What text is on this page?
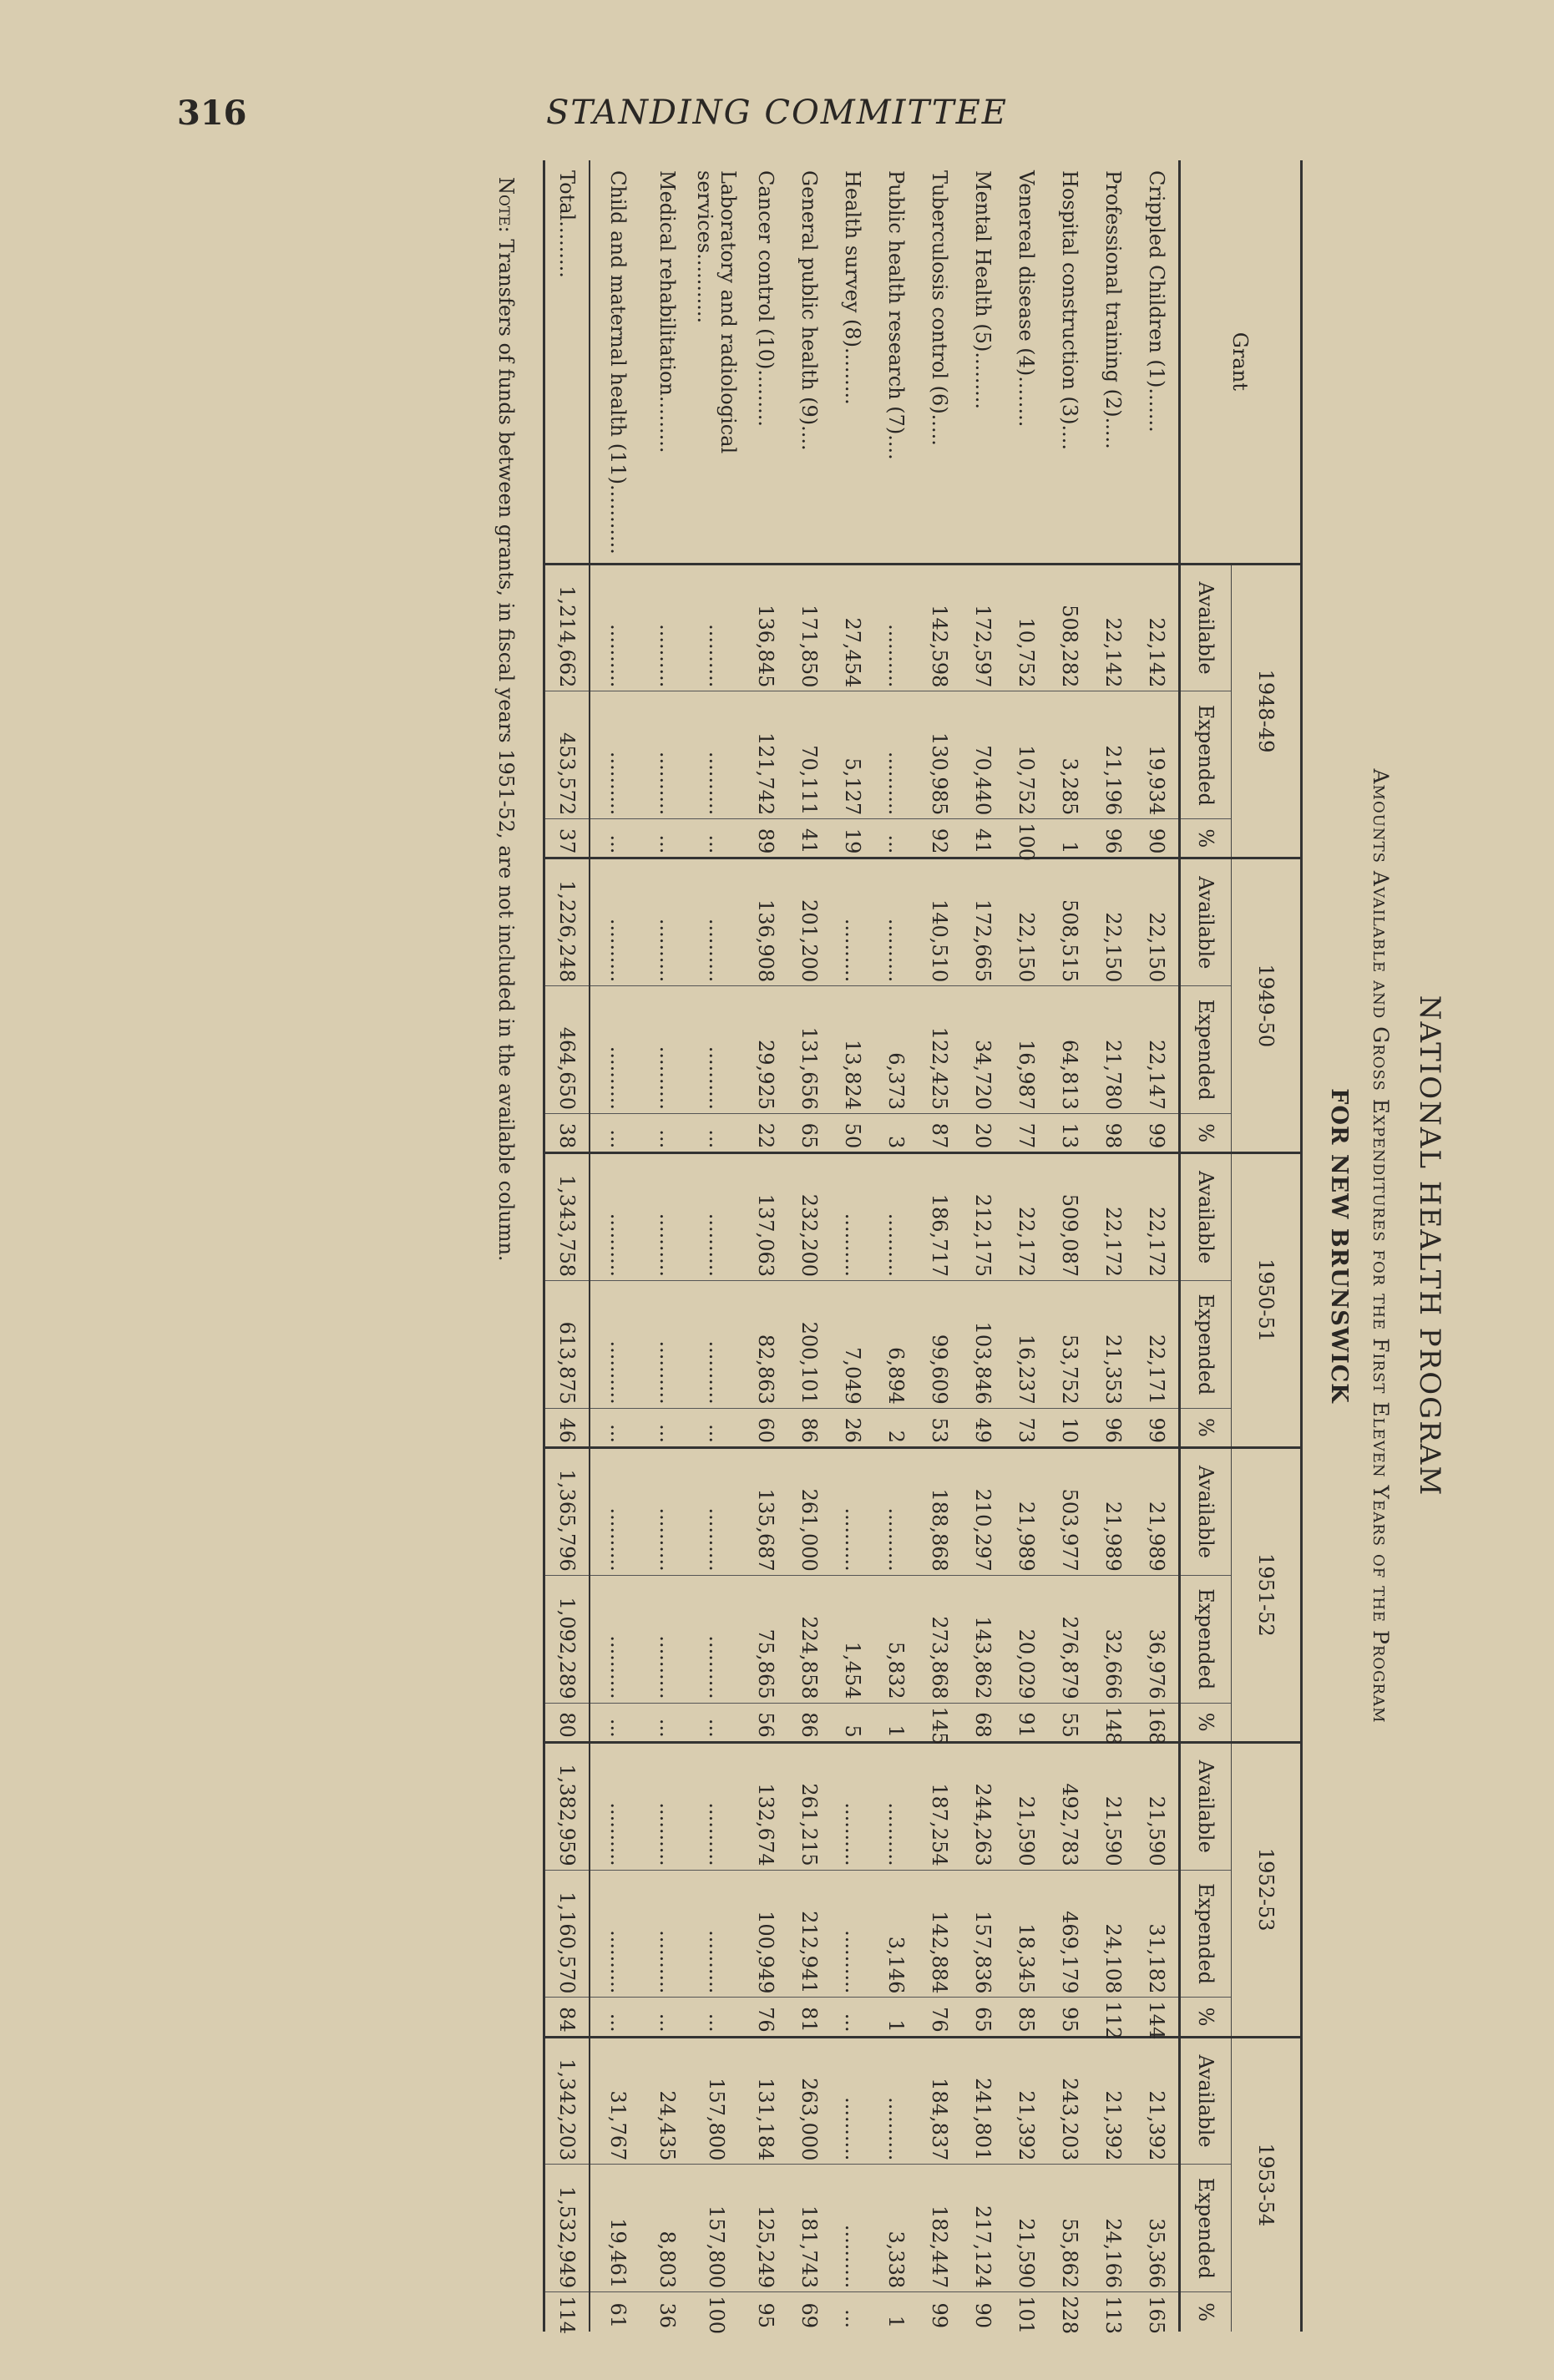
316	STANDING COMMITTEE
NATIONAL HEALTH PROGRAM
Amounts Available and Gross Expenditures for the First Eleven Years of the Program
FOR NEW BRUNSWICK
Grant	1948-49			1949-50			1950-51			1951-52			1952-53			1953-54		
	Available	Expended	%	Available	Expended	%	Available	Expended	%	Available	Expended	%	Available	Expended	%	Available	Expended	%
Crippled Children (1).......	22,142	19,934	90	22,150	22,147	99	22,172	22,171	99	21,989	36,976	168	21,590	31,182	144	21,392	35,366	165
Professional training (2).....	22,142	21,196	96	22,150	21,780	98	22,172	21,353	96	21,989	32,666	148	21,590	24,108	112	21,392	24,166	113
Hospital construction (3)....	508,282	3,285	1	508,515	64,813	13	509,087	53,752	10	503,977	276,879	55	492,783	469,179	95	243,203	55,862	228
Venereal disease (4)........	10,752	10,752	100	22,150	16,987	77	22,172	16,237	73	21,989	20,029	91	21,590	18,345	85	21,392	21,590	101
Mental Health (5).........	172,597	70,440	41	172,665	34,720	20	212,175	103,846	49	210,297	143,862	68	244,263	157,836	65	241,801	217,124	90
Tuberculosis control (6).....	142,598	130,985	92	140,510	122,425	87	186,717	99,609	53	188,868	273,868	145	187,254	142,884	76	184,837	182,447	99
Public health research (7)....	..........	..........	...	..........	6,373	3	..........	6,894	2	..........	5,832	1	..........	3,146	1	..........	3,338	1
Health survey (8).........	27,454	5,127	19	..........	13,824	50	..........	7,049	26	..........	1,454	5	..........	..........	...	..........	..........	...
General public health (9)....	171,850	70,111	41	201,200	131,656	65	232,200	200,101	86	261,000	224,858	86	261,215	212,941	81	263,000	181,743	69
Cancer control (10).........	136,845	121,742	89	136,908	29,925	22	137,063	82,863	60	135,687	75,865	56	132,674	100,949	76	131,184	125,249	95
Laboratory and radiological services...........	..........	..........	...	..........	..........	...	..........	..........	...	..........	..........	...	..........	..........	...	157,800	157,800	100
Medical rehabilitation.........	..........	..........	...	..........	..........	...	..........	..........	...	..........	..........	...	..........	..........	...	24,435	8,803	36
Child and maternal health (11)...........	..........	..........	...	..........	..........	...	..........	..........	...	..........	..........	...	..........	..........	...	31,767	19,461	61
Total.........	1,214,662	453,572	37	1,226,248	464,650	38	1,343,758	613,875	46	1,365,796	1,092,289	80	1,382,959	1,160,570	84	1,342,203	1,532,949	114
Note: Transfers of funds between grants, in fiscal years 1951-52, are not included in the available column.
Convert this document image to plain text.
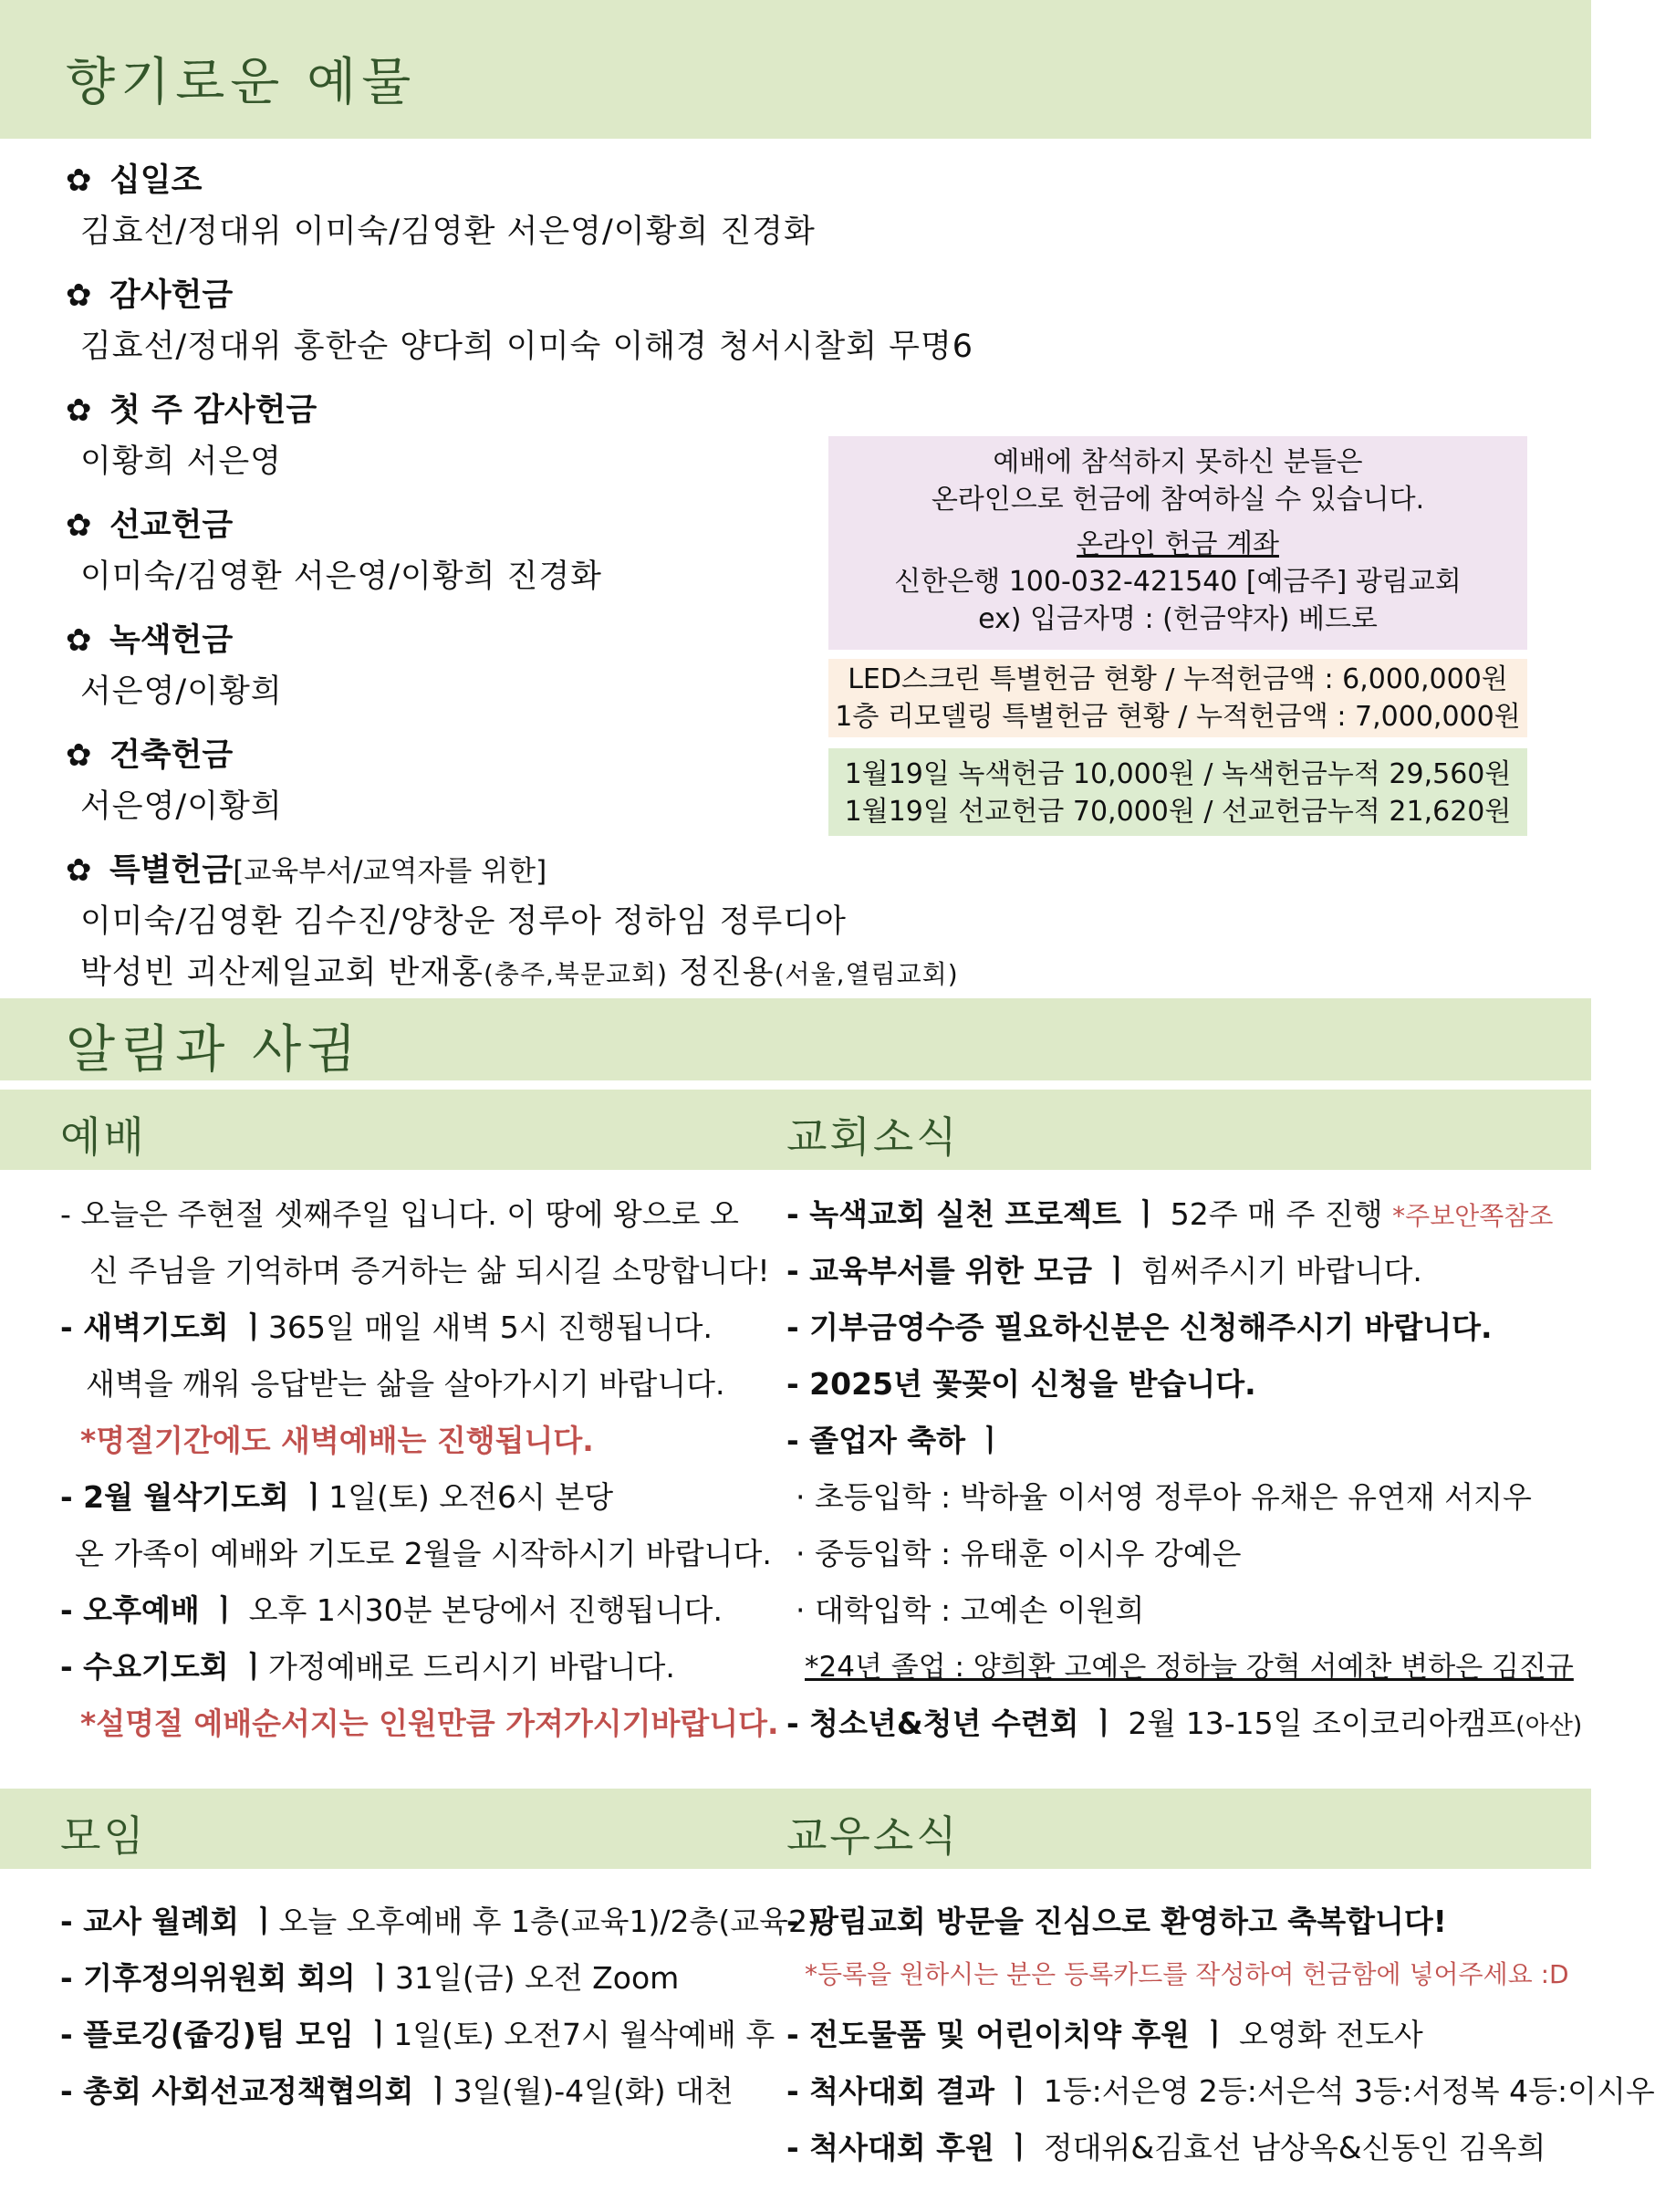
향기로운 예물
✿ 십일조
김효선/정대위 이미숙/김영환 서은영/이황희 진경화
✿ 감사헌금
김효선/정대위 홍한순 양다희 이미숙 이해경 청서시찰회 무명6
✿ 첫 주 감사헌금
이황희 서은영
✿ 선교헌금
이미숙/김영환 서은영/이황희 진경화
✿ 녹색헌금
서은영/이황희
✿ 건축헌금
서은영/이황희
✿ 특별헌금[교육부서/교역자를 위한]
이미숙/김영환 김수진/양창운 정루아 정하임 정루디아
박성빈 괴산제일교회 반재홍(충주,북문교회) 정진용(서울,열림교회)
예배에 참석하지 못하신 분들은
온라인으로 헌금에 참여하실 수 있습니다.
온라인 헌금 계좌
신한은행 100-032-421540 [예금주] 광림교회
ex) 입금자명 : (헌금약자) 베드로
LED스크린 특별헌금 현황 / 누적헌금액 : 6,000,000원
1층 리모델링 특별헌금 현황 / 누적헌금액 : 7,000,000원
1월19일 녹색헌금 10,000원 / 녹색헌금누적 29,560원
1월19일 선교헌금 70,000원 / 선교헌금누적 21,620원
알림과 사귐
예배	교회소식
- 오늘은 주현절 셋째주일 입니다. 이 땅에 왕으로 오
신 주님을 기억하며 증거하는 삶 되시길 소망합니다!
- 새벽기도회 ㅣ365일 매일 새벽 5시 진행됩니다.
새벽을 깨워 응답받는 삶을 살아가시기 바랍니다.
*명절기간에도 새벽예배는 진행됩니다.
- 2월 월삭기도회 ㅣ1일(토) 오전6시 본당
온 가족이 예배와 기도로 2월을 시작하시기 바랍니다.
- 오후예배 ㅣ 오후 1시30분 본당에서 진행됩니다.
- 수요기도회 ㅣ가정예배로 드리시기 바랍니다.
*설명절 예배순서지는 인원만큼 가져가시기바랍니다.
- 녹색교회 실천 프로젝트 ㅣ 52주 매 주 진행 *주보안쪽참조
- 교육부서를 위한 모금 ㅣ 힘써주시기 바랍니다.
- 기부금영수증 필요하신분은 신청해주시기 바랍니다.
- 2025년 꽃꽂이 신청을 받습니다.
- 졸업자 축하 ㅣ
· 초등입학 : 박하율 이서영 정루아 유채은 유연재 서지우
· 중등입학 : 유태훈 이시우 강예은
· 대학입학 : 고예손 이원희
*24년 졸업 : 양희환 고예은 정하늘 강혁 서예찬 변하은 김진규
- 청소년&청년 수련회 ㅣ 2월 13-15일 조이코리아캠프(아산)
모임	교우소식
- 교사 월례회 ㅣ오늘 오후예배 후 1층(교육1)/2층(교육2)
- 기후정의위원회 회의 ㅣ31일(금) 오전 Zoom
- 플로깅(줍깅)팀 모임 ㅣ1일(토) 오전7시 월삭예배 후
- 총회 사회선교정책협의회 ㅣ3일(월)-4일(화) 대천
- 광림교회 방문을 진심으로 환영하고 축복합니다!
*등록을 원하시는 분은 등록카드를 작성하여 헌금함에 넣어주세요 :D
- 전도물품 및 어린이치약 후원 ㅣ 오영화 전도사
- 척사대회 결과 ㅣ 1등:서은영 2등:서은석 3등:서정복 4등:이시우
- 척사대회 후원 ㅣ 정대위&김효선 남상옥&신동인 김옥희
=======
* [Written problem]:
Gather every line from the entries above where the word "text" appears, and copy them.

* [Result of this exercise]:
What text is on this page?
Convert this document image to plain text.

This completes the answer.